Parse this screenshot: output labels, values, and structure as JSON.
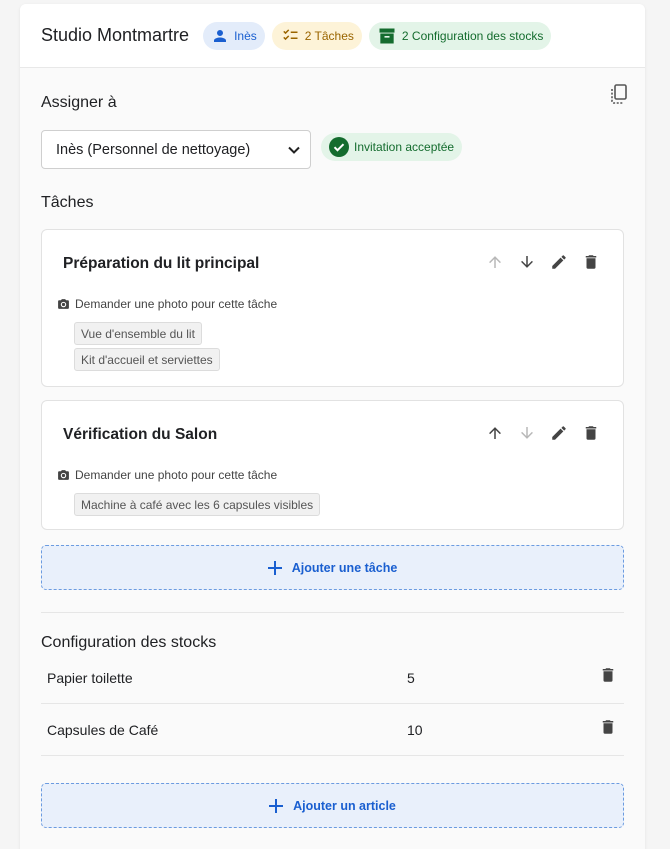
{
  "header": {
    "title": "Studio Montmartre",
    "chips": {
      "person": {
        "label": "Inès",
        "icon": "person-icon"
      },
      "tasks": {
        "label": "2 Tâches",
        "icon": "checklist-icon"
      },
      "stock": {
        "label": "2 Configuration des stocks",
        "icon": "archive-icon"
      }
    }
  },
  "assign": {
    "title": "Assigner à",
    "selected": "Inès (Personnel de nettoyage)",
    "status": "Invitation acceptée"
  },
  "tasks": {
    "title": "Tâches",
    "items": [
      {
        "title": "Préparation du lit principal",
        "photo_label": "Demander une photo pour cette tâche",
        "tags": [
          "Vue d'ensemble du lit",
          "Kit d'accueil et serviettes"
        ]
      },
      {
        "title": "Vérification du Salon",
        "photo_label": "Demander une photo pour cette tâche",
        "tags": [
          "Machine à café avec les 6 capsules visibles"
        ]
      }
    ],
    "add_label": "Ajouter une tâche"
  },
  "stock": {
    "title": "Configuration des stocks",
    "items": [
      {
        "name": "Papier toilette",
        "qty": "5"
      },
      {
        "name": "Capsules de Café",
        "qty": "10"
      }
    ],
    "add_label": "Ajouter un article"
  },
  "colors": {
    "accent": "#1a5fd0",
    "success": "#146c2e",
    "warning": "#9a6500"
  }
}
★ ★ ★ ★ ★ ★ ★
[Set problem] Every line of the data should be copied as it stands, without the images.

[Output of the exercise]
Parse this screenshot: output labels, values, and structure as JSON.
{
  "header": {
    "title": "Studio Montmartre",
    "chips": {
      "person": {
        "label": "Inès",
        "icon": "person-icon"
      },
      "tasks": {
        "label": "2 Tâches",
        "icon": "checklist-icon"
      },
      "stock": {
        "label": "2 Configuration des stocks",
        "icon": "archive-icon"
      }
    }
  },
  "assign": {
    "title": "Assigner à",
    "selected": "Inès (Personnel de nettoyage)",
    "status": "Invitation acceptée"
  },
  "tasks": {
    "title": "Tâches",
    "items": [
      {
        "title": "Préparation du lit principal",
        "photo_label": "Demander une photo pour cette tâche",
        "tags": [
          "Vue d'ensemble du lit",
          "Kit d'accueil et serviettes"
        ]
      },
      {
        "title": "Vérification du Salon",
        "photo_label": "Demander une photo pour cette tâche",
        "tags": [
          "Machine à café avec les 6 capsules visibles"
        ]
      }
    ],
    "add_label": "Ajouter une tâche"
  },
  "stock": {
    "title": "Configuration des stocks",
    "items": [
      {
        "name": "Papier toilette",
        "qty": "5"
      },
      {
        "name": "Capsules de Café",
        "qty": "10"
      }
    ],
    "add_label": "Ajouter un article"
  },
  "colors": {
    "accent": "#1a5fd0",
    "success": "#146c2e",
    "warning": "#9a6500"
  }
}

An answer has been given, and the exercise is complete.